Count every line that has the word "this" in it; give no more than the number.

§

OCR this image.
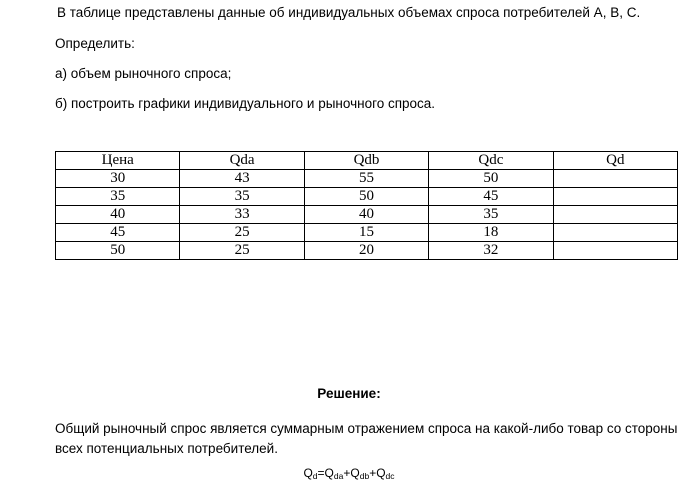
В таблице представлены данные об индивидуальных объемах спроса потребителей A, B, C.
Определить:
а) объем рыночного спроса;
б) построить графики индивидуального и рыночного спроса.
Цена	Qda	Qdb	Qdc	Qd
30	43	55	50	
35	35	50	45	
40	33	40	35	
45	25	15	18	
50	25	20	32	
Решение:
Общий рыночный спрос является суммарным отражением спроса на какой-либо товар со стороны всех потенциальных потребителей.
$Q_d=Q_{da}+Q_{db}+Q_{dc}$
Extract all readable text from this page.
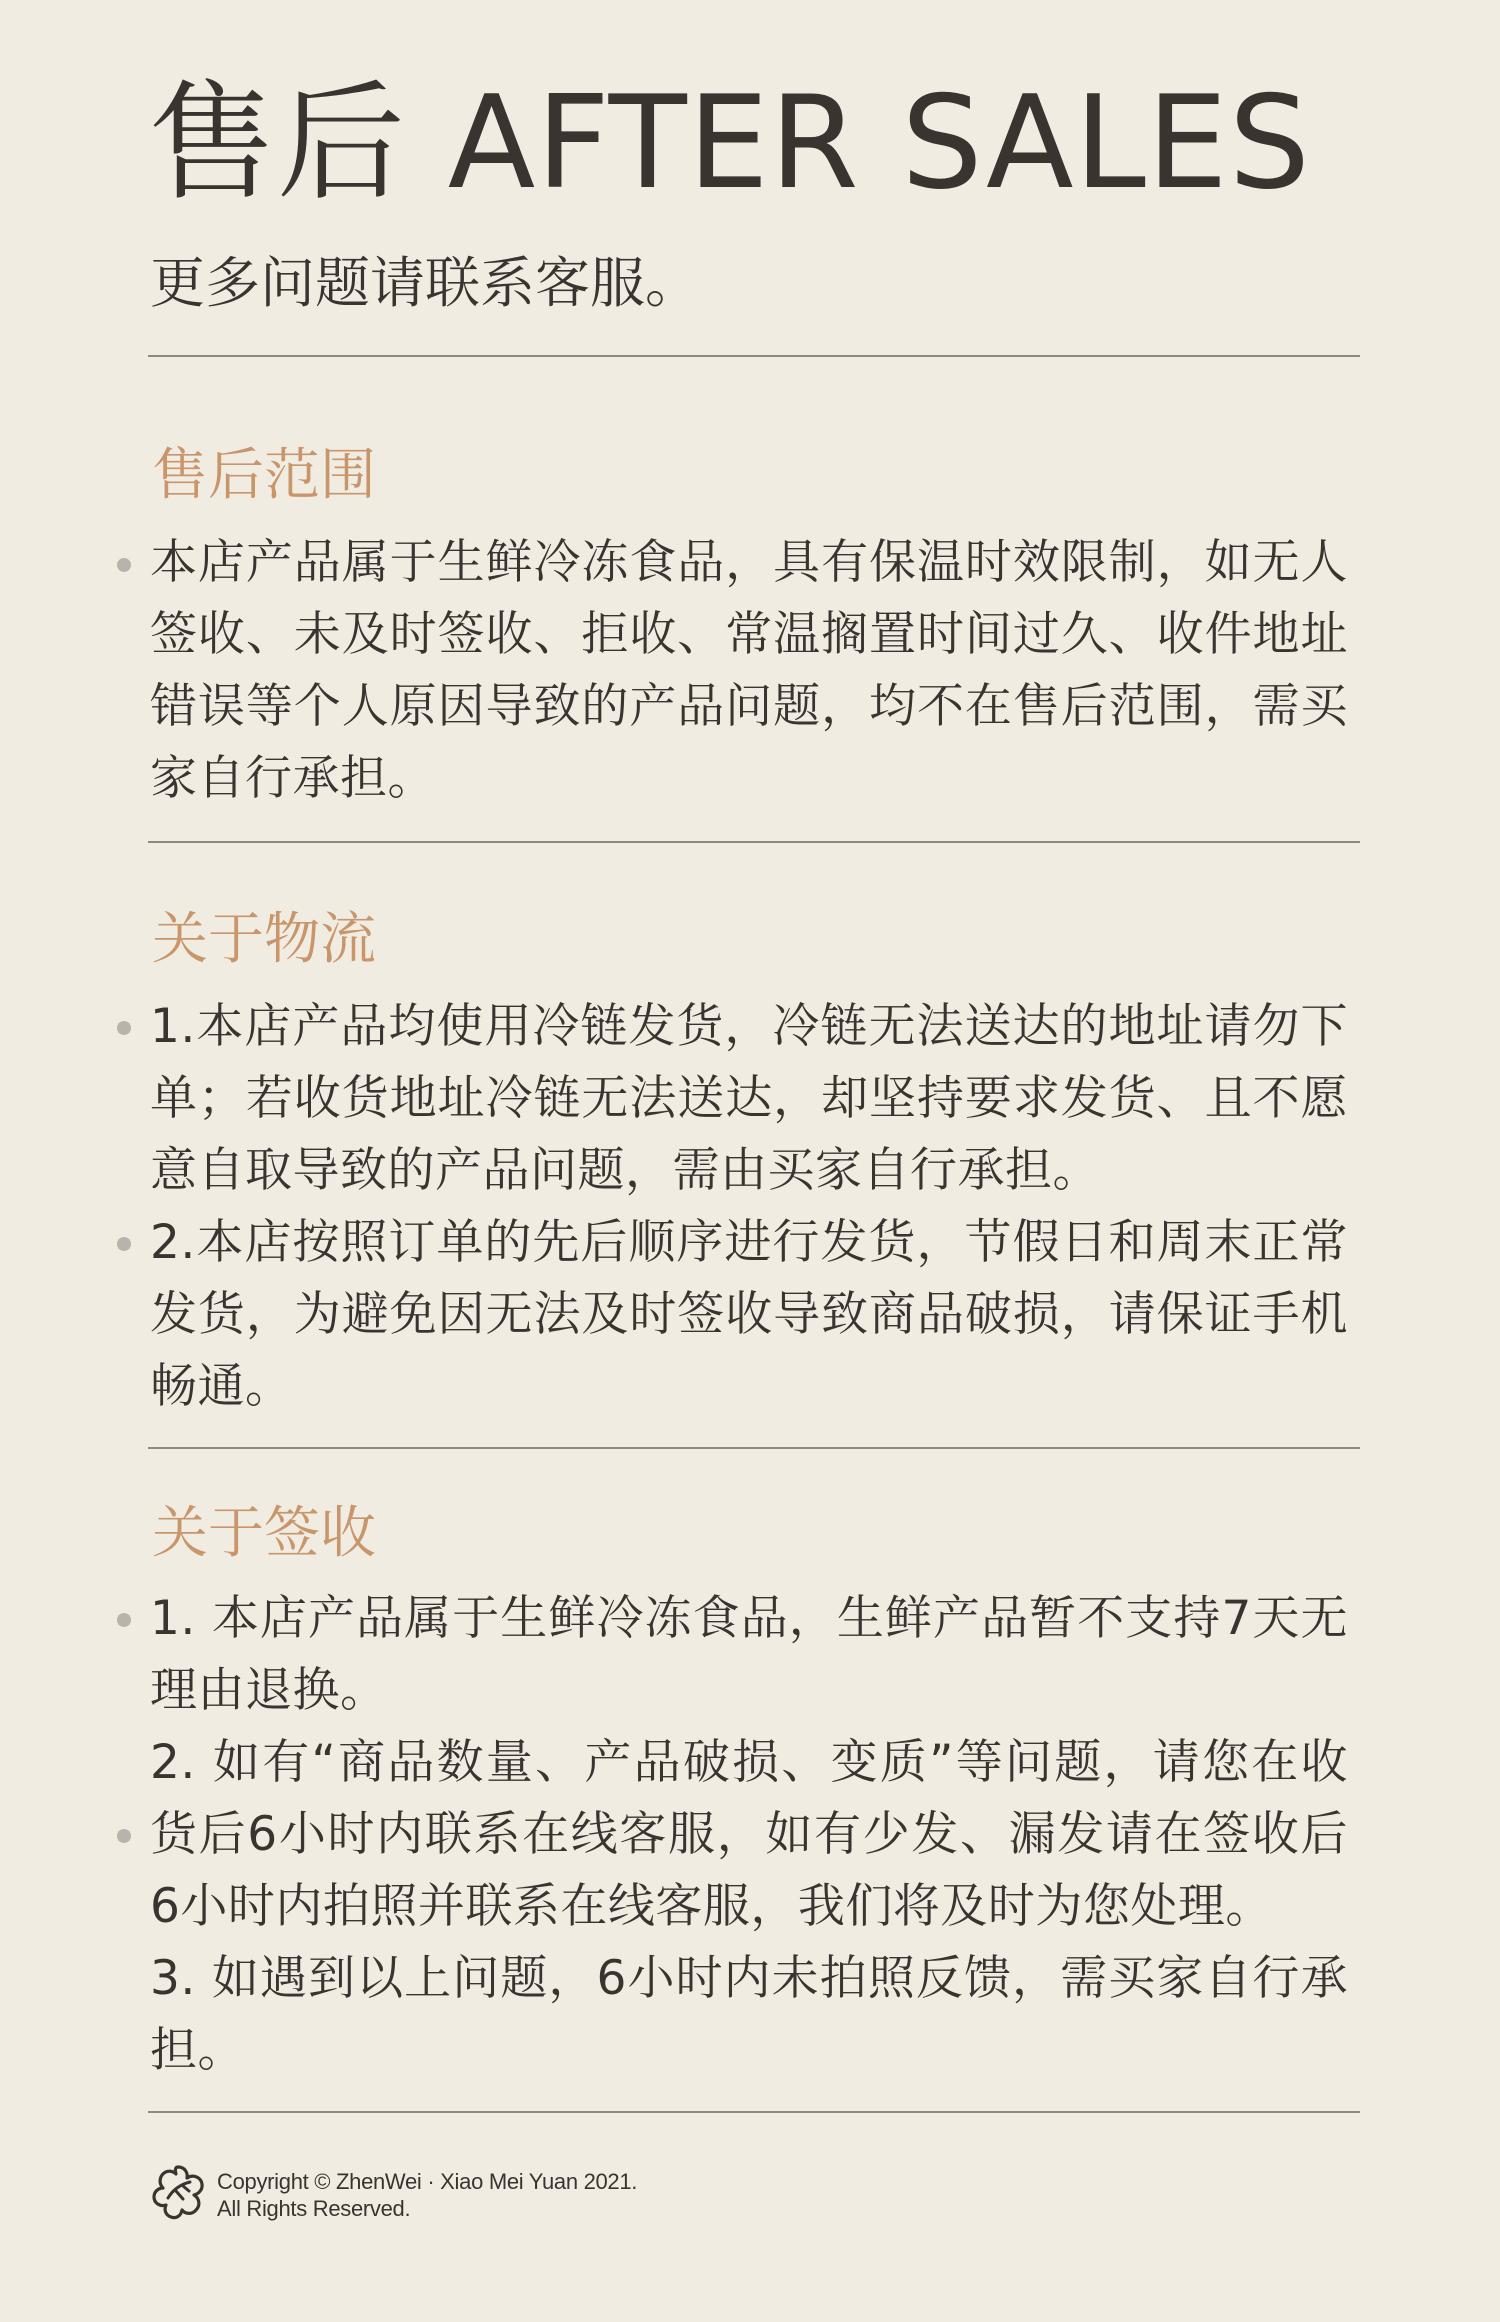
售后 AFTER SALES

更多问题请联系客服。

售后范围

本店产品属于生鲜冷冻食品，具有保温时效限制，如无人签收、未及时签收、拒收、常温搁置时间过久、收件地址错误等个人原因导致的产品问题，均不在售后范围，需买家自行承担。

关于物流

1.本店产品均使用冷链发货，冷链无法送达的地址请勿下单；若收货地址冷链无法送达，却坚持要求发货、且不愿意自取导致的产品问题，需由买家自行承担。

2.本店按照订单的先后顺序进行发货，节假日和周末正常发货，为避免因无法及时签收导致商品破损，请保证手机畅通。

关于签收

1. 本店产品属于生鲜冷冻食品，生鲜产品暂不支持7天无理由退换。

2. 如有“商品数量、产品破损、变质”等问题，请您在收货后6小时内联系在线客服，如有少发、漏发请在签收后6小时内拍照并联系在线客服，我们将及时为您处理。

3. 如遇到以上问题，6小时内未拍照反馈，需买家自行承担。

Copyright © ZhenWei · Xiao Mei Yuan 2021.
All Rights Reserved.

§

--- Output ---
2